*Instruction*: Every line of the records below should be restated exactly.

*The records*:
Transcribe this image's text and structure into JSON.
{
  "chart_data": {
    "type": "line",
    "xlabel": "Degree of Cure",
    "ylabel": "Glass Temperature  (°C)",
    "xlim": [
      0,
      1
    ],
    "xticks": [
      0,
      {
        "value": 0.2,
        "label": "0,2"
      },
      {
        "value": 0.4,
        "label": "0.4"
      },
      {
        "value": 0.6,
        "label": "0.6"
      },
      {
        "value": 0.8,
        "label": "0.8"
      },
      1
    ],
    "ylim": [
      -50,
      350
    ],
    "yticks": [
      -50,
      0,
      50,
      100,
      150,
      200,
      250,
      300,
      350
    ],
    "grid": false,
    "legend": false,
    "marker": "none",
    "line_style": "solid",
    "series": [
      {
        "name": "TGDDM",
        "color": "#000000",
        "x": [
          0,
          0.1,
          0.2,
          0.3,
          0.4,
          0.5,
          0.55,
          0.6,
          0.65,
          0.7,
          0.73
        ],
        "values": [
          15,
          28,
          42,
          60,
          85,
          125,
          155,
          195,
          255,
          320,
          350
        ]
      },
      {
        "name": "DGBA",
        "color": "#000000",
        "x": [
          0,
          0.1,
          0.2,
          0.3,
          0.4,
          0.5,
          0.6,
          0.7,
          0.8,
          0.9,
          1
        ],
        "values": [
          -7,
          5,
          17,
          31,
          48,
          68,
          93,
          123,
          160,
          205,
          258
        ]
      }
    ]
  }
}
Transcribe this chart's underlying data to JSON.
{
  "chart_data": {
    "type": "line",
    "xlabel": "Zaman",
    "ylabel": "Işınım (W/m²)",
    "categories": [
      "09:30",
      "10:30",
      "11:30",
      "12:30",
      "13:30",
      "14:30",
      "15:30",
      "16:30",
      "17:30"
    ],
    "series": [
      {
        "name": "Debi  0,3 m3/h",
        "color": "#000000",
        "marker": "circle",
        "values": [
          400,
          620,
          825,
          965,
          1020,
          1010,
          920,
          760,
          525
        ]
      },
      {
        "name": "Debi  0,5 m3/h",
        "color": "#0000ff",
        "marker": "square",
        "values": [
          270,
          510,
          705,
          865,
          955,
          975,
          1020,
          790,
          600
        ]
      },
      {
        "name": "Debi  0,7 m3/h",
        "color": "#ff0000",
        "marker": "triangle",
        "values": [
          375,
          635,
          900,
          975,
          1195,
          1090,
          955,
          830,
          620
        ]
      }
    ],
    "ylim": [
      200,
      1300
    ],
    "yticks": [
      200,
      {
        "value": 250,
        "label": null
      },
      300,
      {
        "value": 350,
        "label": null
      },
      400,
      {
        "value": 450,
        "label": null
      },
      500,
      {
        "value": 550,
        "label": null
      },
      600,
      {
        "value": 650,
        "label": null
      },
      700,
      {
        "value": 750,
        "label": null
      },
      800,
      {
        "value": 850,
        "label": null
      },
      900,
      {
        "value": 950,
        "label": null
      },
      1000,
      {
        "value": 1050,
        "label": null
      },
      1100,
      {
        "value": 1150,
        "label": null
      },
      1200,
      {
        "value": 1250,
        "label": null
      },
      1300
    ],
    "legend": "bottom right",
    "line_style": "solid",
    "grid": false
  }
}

*Finished exercise*:
Transcribe this image's text and structure into JSON.
{
  "chart_data": {
    "type": "line",
    "xlabel": "Degree of Cure",
    "ylabel": "Glass Temperature  (°C)",
    "xlim": [
      0,
      1
    ],
    "xticks": [
      0,
      {
        "value": 0.2,
        "label": "0,2"
      },
      {
        "value": 0.4,
        "label": "0.4"
      },
      {
        "value": 0.6,
        "label": "0.6"
      },
      {
        "value": 0.8,
        "label": "0.8"
      },
      1
    ],
    "ylim": [
      -50,
      350
    ],
    "yticks": [
      -50,
      0,
      50,
      100,
      150,
      200,
      250,
      300,
      350
    ],
    "grid": false,
    "legend": false,
    "marker": "none",
    "line_style": "solid",
    "series": [
      {
        "name": "TGDDM",
        "color": "#000000",
        "x": [
          0,
          0.1,
          0.2,
          0.3,
          0.4,
          0.5,
          0.55,
          0.6,
          0.65,
          0.7,
          0.73
        ],
        "values": [
          15,
          28,
          42,
          60,
          85,
          125,
          155,
          195,
          255,
          320,
          350
        ]
      },
      {
        "name": "DGBA",
        "color": "#000000",
        "x": [
          0,
          0.1,
          0.2,
          0.3,
          0.4,
          0.5,
          0.6,
          0.7,
          0.8,
          0.9,
          1
        ],
        "values": [
          -7,
          5,
          17,
          31,
          48,
          68,
          93,
          123,
          160,
          205,
          258
        ]
      }
    ]
  }
}
Transcribe this chart's underlying data to JSON.
{
  "chart_data": {
    "type": "line",
    "xlabel": "Zaman",
    "ylabel": "Işınım (W/m²)",
    "categories": [
      "09:30",
      "10:30",
      "11:30",
      "12:30",
      "13:30",
      "14:30",
      "15:30",
      "16:30",
      "17:30"
    ],
    "series": [
      {
        "name": "Debi  0,3 m3/h",
        "color": "#000000",
        "marker": "circle",
        "values": [
          400,
          620,
          825,
          965,
          1020,
          1010,
          920,
          760,
          525
        ]
      },
      {
        "name": "Debi  0,5 m3/h",
        "color": "#0000ff",
        "marker": "square",
        "values": [
          270,
          510,
          705,
          865,
          955,
          975,
          1020,
          790,
          600
        ]
      },
      {
        "name": "Debi  0,7 m3/h",
        "color": "#ff0000",
        "marker": "triangle",
        "values": [
          375,
          635,
          900,
          975,
          1195,
          1090,
          955,
          830,
          620
        ]
      }
    ],
    "ylim": [
      200,
      1300
    ],
    "yticks": [
      200,
      {
        "value": 250,
        "label": null
      },
      300,
      {
        "value": 350,
        "label": null
      },
      400,
      {
        "value": 450,
        "label": null
      },
      500,
      {
        "value": 550,
        "label": null
      },
      600,
      {
        "value": 650,
        "label": null
      },
      700,
      {
        "value": 750,
        "label": null
      },
      800,
      {
        "value": 850,
        "label": null
      },
      900,
      {
        "value": 950,
        "label": null
      },
      1000,
      {
        "value": 1050,
        "label": null
      },
      1100,
      {
        "value": 1150,
        "label": null
      },
      1200,
      {
        "value": 1250,
        "label": null
      },
      1300
    ],
    "legend": "bottom right",
    "line_style": "solid",
    "grid": false
  }
}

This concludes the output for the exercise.